Can the data below be echoed back word for word?
Begin Input material
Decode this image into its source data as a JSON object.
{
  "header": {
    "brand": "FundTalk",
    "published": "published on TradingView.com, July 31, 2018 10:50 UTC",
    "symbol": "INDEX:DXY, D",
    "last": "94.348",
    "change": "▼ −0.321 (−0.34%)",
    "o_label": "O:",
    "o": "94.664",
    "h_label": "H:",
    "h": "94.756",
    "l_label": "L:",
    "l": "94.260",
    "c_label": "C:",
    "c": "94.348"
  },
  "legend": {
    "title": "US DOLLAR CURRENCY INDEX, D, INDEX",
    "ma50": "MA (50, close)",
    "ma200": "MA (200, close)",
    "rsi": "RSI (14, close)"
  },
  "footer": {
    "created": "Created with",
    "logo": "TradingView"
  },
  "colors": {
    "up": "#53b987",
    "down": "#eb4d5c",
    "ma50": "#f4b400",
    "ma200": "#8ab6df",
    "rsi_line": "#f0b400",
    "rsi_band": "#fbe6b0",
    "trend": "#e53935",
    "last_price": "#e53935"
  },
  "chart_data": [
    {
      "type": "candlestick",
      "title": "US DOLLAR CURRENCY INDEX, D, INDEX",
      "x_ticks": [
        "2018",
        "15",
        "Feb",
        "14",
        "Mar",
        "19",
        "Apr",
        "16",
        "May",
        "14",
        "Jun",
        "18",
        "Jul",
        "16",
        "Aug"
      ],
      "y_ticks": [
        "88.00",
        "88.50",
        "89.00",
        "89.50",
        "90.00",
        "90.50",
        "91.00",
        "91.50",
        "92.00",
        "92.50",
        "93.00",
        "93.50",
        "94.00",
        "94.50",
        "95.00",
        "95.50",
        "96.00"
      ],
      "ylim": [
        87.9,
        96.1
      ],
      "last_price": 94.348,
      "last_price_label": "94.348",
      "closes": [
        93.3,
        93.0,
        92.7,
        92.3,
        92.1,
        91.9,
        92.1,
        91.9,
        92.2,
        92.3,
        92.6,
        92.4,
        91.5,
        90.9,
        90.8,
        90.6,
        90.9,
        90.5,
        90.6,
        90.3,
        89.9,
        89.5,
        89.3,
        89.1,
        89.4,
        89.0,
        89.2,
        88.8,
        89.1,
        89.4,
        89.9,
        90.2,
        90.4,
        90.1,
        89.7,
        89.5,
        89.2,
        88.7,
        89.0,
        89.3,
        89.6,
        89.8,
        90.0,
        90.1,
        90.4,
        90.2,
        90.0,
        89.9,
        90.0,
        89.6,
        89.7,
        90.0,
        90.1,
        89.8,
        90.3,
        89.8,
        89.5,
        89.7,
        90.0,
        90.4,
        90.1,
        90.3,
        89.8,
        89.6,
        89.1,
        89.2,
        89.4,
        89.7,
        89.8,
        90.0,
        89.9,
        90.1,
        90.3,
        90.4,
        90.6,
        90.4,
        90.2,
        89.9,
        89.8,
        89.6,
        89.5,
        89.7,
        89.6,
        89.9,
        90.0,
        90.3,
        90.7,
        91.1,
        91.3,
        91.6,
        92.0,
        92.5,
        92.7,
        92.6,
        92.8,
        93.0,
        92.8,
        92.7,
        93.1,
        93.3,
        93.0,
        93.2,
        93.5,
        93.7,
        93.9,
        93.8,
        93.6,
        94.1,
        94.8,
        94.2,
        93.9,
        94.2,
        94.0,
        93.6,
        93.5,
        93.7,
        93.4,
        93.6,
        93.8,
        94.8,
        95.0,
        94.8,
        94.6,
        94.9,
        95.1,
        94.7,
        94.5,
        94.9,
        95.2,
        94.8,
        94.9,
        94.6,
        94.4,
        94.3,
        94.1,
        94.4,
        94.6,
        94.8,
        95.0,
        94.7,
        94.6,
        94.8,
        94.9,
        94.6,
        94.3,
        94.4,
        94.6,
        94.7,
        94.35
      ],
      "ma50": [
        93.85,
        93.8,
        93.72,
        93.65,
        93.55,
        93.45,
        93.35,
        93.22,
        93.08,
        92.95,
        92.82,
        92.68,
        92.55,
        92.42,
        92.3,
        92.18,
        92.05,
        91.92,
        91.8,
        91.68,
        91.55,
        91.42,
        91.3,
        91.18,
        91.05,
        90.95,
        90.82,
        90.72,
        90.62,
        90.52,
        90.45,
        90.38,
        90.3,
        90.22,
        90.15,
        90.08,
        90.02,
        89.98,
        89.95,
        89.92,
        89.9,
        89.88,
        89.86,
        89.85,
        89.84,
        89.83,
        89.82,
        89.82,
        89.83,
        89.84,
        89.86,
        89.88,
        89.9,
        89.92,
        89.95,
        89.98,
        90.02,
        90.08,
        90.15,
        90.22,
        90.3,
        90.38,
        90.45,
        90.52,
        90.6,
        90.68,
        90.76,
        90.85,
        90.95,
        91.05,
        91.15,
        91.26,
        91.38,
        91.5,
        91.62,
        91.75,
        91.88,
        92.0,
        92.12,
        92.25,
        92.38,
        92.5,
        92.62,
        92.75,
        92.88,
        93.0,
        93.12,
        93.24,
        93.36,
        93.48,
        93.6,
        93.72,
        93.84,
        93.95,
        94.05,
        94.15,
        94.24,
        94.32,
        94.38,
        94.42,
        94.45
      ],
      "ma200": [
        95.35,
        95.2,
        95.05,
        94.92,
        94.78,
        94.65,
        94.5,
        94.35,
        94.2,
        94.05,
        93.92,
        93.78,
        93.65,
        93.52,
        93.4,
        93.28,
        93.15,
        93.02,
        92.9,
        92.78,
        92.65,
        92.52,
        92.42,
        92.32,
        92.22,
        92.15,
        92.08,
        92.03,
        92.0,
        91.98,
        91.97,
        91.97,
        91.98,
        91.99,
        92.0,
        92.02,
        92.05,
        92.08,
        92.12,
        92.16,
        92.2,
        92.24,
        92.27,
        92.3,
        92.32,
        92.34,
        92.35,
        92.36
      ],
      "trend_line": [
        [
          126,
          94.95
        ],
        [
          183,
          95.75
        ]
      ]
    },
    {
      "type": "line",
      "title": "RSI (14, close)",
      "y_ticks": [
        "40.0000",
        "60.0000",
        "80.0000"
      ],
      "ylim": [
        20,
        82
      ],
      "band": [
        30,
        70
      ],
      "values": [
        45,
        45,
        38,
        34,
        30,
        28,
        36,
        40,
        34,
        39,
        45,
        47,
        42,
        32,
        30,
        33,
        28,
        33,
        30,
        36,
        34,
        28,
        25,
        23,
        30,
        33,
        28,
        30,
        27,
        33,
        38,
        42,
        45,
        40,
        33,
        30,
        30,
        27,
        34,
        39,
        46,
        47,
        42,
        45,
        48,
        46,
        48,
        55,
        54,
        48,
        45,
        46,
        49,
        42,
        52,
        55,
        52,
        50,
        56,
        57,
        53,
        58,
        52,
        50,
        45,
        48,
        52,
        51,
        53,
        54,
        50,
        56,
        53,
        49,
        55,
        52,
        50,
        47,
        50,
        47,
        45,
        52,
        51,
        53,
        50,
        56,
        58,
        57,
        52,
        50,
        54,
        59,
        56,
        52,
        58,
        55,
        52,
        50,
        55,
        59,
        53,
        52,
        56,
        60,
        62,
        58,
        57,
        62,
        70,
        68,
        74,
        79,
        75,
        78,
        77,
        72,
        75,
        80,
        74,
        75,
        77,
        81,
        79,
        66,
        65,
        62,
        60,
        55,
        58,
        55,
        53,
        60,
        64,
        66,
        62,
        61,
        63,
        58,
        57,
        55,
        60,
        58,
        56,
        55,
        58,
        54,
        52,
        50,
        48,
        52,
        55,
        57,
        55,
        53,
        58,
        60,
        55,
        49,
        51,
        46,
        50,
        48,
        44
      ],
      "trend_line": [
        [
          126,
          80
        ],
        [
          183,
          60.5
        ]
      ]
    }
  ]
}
End Input material
- [The answer]:
Decode this image into its source data as a JSON object.
{
  "header": {
    "brand": "FundTalk",
    "published": "published on TradingView.com, July 31, 2018 10:50 UTC",
    "symbol": "INDEX:DXY, D",
    "last": "94.348",
    "change": "▼ −0.321 (−0.34%)",
    "o_label": "O:",
    "o": "94.664",
    "h_label": "H:",
    "h": "94.756",
    "l_label": "L:",
    "l": "94.260",
    "c_label": "C:",
    "c": "94.348"
  },
  "legend": {
    "title": "US DOLLAR CURRENCY INDEX, D, INDEX",
    "ma50": "MA (50, close)",
    "ma200": "MA (200, close)",
    "rsi": "RSI (14, close)"
  },
  "footer": {
    "created": "Created with",
    "logo": "TradingView"
  },
  "colors": {
    "up": "#53b987",
    "down": "#eb4d5c",
    "ma50": "#f4b400",
    "ma200": "#8ab6df",
    "rsi_line": "#f0b400",
    "rsi_band": "#fbe6b0",
    "trend": "#e53935",
    "last_price": "#e53935"
  },
  "chart_data": [
    {
      "type": "candlestick",
      "title": "US DOLLAR CURRENCY INDEX, D, INDEX",
      "x_ticks": [
        "2018",
        "15",
        "Feb",
        "14",
        "Mar",
        "19",
        "Apr",
        "16",
        "May",
        "14",
        "Jun",
        "18",
        "Jul",
        "16",
        "Aug"
      ],
      "y_ticks": [
        "88.00",
        "88.50",
        "89.00",
        "89.50",
        "90.00",
        "90.50",
        "91.00",
        "91.50",
        "92.00",
        "92.50",
        "93.00",
        "93.50",
        "94.00",
        "94.50",
        "95.00",
        "95.50",
        "96.00"
      ],
      "ylim": [
        87.9,
        96.1
      ],
      "last_price": 94.348,
      "last_price_label": "94.348",
      "closes": [
        93.3,
        93.0,
        92.7,
        92.3,
        92.1,
        91.9,
        92.1,
        91.9,
        92.2,
        92.3,
        92.6,
        92.4,
        91.5,
        90.9,
        90.8,
        90.6,
        90.9,
        90.5,
        90.6,
        90.3,
        89.9,
        89.5,
        89.3,
        89.1,
        89.4,
        89.0,
        89.2,
        88.8,
        89.1,
        89.4,
        89.9,
        90.2,
        90.4,
        90.1,
        89.7,
        89.5,
        89.2,
        88.7,
        89.0,
        89.3,
        89.6,
        89.8,
        90.0,
        90.1,
        90.4,
        90.2,
        90.0,
        89.9,
        90.0,
        89.6,
        89.7,
        90.0,
        90.1,
        89.8,
        90.3,
        89.8,
        89.5,
        89.7,
        90.0,
        90.4,
        90.1,
        90.3,
        89.8,
        89.6,
        89.1,
        89.2,
        89.4,
        89.7,
        89.8,
        90.0,
        89.9,
        90.1,
        90.3,
        90.4,
        90.6,
        90.4,
        90.2,
        89.9,
        89.8,
        89.6,
        89.5,
        89.7,
        89.6,
        89.9,
        90.0,
        90.3,
        90.7,
        91.1,
        91.3,
        91.6,
        92.0,
        92.5,
        92.7,
        92.6,
        92.8,
        93.0,
        92.8,
        92.7,
        93.1,
        93.3,
        93.0,
        93.2,
        93.5,
        93.7,
        93.9,
        93.8,
        93.6,
        94.1,
        94.8,
        94.2,
        93.9,
        94.2,
        94.0,
        93.6,
        93.5,
        93.7,
        93.4,
        93.6,
        93.8,
        94.8,
        95.0,
        94.8,
        94.6,
        94.9,
        95.1,
        94.7,
        94.5,
        94.9,
        95.2,
        94.8,
        94.9,
        94.6,
        94.4,
        94.3,
        94.1,
        94.4,
        94.6,
        94.8,
        95.0,
        94.7,
        94.6,
        94.8,
        94.9,
        94.6,
        94.3,
        94.4,
        94.6,
        94.7,
        94.35
      ],
      "ma50": [
        93.85,
        93.8,
        93.72,
        93.65,
        93.55,
        93.45,
        93.35,
        93.22,
        93.08,
        92.95,
        92.82,
        92.68,
        92.55,
        92.42,
        92.3,
        92.18,
        92.05,
        91.92,
        91.8,
        91.68,
        91.55,
        91.42,
        91.3,
        91.18,
        91.05,
        90.95,
        90.82,
        90.72,
        90.62,
        90.52,
        90.45,
        90.38,
        90.3,
        90.22,
        90.15,
        90.08,
        90.02,
        89.98,
        89.95,
        89.92,
        89.9,
        89.88,
        89.86,
        89.85,
        89.84,
        89.83,
        89.82,
        89.82,
        89.83,
        89.84,
        89.86,
        89.88,
        89.9,
        89.92,
        89.95,
        89.98,
        90.02,
        90.08,
        90.15,
        90.22,
        90.3,
        90.38,
        90.45,
        90.52,
        90.6,
        90.68,
        90.76,
        90.85,
        90.95,
        91.05,
        91.15,
        91.26,
        91.38,
        91.5,
        91.62,
        91.75,
        91.88,
        92.0,
        92.12,
        92.25,
        92.38,
        92.5,
        92.62,
        92.75,
        92.88,
        93.0,
        93.12,
        93.24,
        93.36,
        93.48,
        93.6,
        93.72,
        93.84,
        93.95,
        94.05,
        94.15,
        94.24,
        94.32,
        94.38,
        94.42,
        94.45
      ],
      "ma200": [
        95.35,
        95.2,
        95.05,
        94.92,
        94.78,
        94.65,
        94.5,
        94.35,
        94.2,
        94.05,
        93.92,
        93.78,
        93.65,
        93.52,
        93.4,
        93.28,
        93.15,
        93.02,
        92.9,
        92.78,
        92.65,
        92.52,
        92.42,
        92.32,
        92.22,
        92.15,
        92.08,
        92.03,
        92.0,
        91.98,
        91.97,
        91.97,
        91.98,
        91.99,
        92.0,
        92.02,
        92.05,
        92.08,
        92.12,
        92.16,
        92.2,
        92.24,
        92.27,
        92.3,
        92.32,
        92.34,
        92.35,
        92.36
      ],
      "trend_line": [
        [
          126,
          94.95
        ],
        [
          183,
          95.75
        ]
      ]
    },
    {
      "type": "line",
      "title": "RSI (14, close)",
      "y_ticks": [
        "40.0000",
        "60.0000",
        "80.0000"
      ],
      "ylim": [
        20,
        82
      ],
      "band": [
        30,
        70
      ],
      "values": [
        45,
        45,
        38,
        34,
        30,
        28,
        36,
        40,
        34,
        39,
        45,
        47,
        42,
        32,
        30,
        33,
        28,
        33,
        30,
        36,
        34,
        28,
        25,
        23,
        30,
        33,
        28,
        30,
        27,
        33,
        38,
        42,
        45,
        40,
        33,
        30,
        30,
        27,
        34,
        39,
        46,
        47,
        42,
        45,
        48,
        46,
        48,
        55,
        54,
        48,
        45,
        46,
        49,
        42,
        52,
        55,
        52,
        50,
        56,
        57,
        53,
        58,
        52,
        50,
        45,
        48,
        52,
        51,
        53,
        54,
        50,
        56,
        53,
        49,
        55,
        52,
        50,
        47,
        50,
        47,
        45,
        52,
        51,
        53,
        50,
        56,
        58,
        57,
        52,
        50,
        54,
        59,
        56,
        52,
        58,
        55,
        52,
        50,
        55,
        59,
        53,
        52,
        56,
        60,
        62,
        58,
        57,
        62,
        70,
        68,
        74,
        79,
        75,
        78,
        77,
        72,
        75,
        80,
        74,
        75,
        77,
        81,
        79,
        66,
        65,
        62,
        60,
        55,
        58,
        55,
        53,
        60,
        64,
        66,
        62,
        61,
        63,
        58,
        57,
        55,
        60,
        58,
        56,
        55,
        58,
        54,
        52,
        50,
        48,
        52,
        55,
        57,
        55,
        53,
        58,
        60,
        55,
        49,
        51,
        46,
        50,
        48,
        44
      ],
      "trend_line": [
        [
          126,
          80
        ],
        [
          183,
          60.5
        ]
      ]
    }
  ]
}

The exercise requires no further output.